Collected data entries:
====================

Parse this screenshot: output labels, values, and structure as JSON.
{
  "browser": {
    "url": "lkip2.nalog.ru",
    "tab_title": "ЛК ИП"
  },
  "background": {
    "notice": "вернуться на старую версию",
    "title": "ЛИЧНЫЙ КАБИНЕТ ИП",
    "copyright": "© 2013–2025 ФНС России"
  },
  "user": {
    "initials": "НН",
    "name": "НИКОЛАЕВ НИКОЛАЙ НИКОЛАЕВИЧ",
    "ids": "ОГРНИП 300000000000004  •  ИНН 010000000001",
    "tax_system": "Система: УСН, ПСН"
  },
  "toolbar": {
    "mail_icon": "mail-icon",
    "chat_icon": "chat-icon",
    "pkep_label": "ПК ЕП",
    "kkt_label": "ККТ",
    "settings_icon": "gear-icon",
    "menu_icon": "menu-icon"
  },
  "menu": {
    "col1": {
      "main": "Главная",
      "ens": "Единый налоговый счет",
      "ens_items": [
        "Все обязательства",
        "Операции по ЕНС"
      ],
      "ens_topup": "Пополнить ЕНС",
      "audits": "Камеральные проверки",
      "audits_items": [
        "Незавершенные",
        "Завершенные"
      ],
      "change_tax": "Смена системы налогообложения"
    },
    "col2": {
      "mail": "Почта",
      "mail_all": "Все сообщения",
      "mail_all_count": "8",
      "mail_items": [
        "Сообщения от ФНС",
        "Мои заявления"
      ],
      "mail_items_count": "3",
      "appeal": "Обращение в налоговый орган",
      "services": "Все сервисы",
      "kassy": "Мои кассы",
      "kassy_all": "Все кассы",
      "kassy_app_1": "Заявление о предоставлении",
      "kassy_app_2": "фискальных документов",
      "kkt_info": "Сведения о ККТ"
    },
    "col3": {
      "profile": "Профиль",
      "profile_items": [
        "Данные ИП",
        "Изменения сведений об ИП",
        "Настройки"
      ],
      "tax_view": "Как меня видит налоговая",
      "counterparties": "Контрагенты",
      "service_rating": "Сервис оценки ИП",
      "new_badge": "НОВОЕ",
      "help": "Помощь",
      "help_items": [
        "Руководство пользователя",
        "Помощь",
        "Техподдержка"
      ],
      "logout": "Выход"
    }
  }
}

====================

REQUIREMENT: Transcribe the whole listing exactly.

THE RESULT:
Parse this screenshot: output labels, values, and structure as JSON.
{
  "browser": {
    "url": "lkip2.nalog.ru",
    "tab_title": "ЛК ИП"
  },
  "background": {
    "notice": "вернуться на старую версию",
    "title": "ЛИЧНЫЙ КАБИНЕТ ИП",
    "copyright": "© 2013–2025 ФНС России"
  },
  "user": {
    "initials": "НН",
    "name": "НИКОЛАЕВ НИКОЛАЙ НИКОЛАЕВИЧ",
    "ids": "ОГРНИП 300000000000004  •  ИНН 010000000001",
    "tax_system": "Система: УСН, ПСН"
  },
  "toolbar": {
    "mail_icon": "mail-icon",
    "chat_icon": "chat-icon",
    "pkep_label": "ПК ЕП",
    "kkt_label": "ККТ",
    "settings_icon": "gear-icon",
    "menu_icon": "menu-icon"
  },
  "menu": {
    "col1": {
      "main": "Главная",
      "ens": "Единый налоговый счет",
      "ens_items": [
        "Все обязательства",
        "Операции по ЕНС"
      ],
      "ens_topup": "Пополнить ЕНС",
      "audits": "Камеральные проверки",
      "audits_items": [
        "Незавершенные",
        "Завершенные"
      ],
      "change_tax": "Смена системы налогообложения"
    },
    "col2": {
      "mail": "Почта",
      "mail_all": "Все сообщения",
      "mail_all_count": "8",
      "mail_items": [
        "Сообщения от ФНС",
        "Мои заявления"
      ],
      "mail_items_count": "3",
      "appeal": "Обращение в налоговый орган",
      "services": "Все сервисы",
      "kassy": "Мои кассы",
      "kassy_all": "Все кассы",
      "kassy_app_1": "Заявление о предоставлении",
      "kassy_app_2": "фискальных документов",
      "kkt_info": "Сведения о ККТ"
    },
    "col3": {
      "profile": "Профиль",
      "profile_items": [
        "Данные ИП",
        "Изменения сведений об ИП",
        "Настройки"
      ],
      "tax_view": "Как меня видит налоговая",
      "counterparties": "Контрагенты",
      "service_rating": "Сервис оценки ИП",
      "new_badge": "НОВОЕ",
      "help": "Помощь",
      "help_items": [
        "Руководство пользователя",
        "Помощь",
        "Техподдержка"
      ],
      "logout": "Выход"
    }
  }
}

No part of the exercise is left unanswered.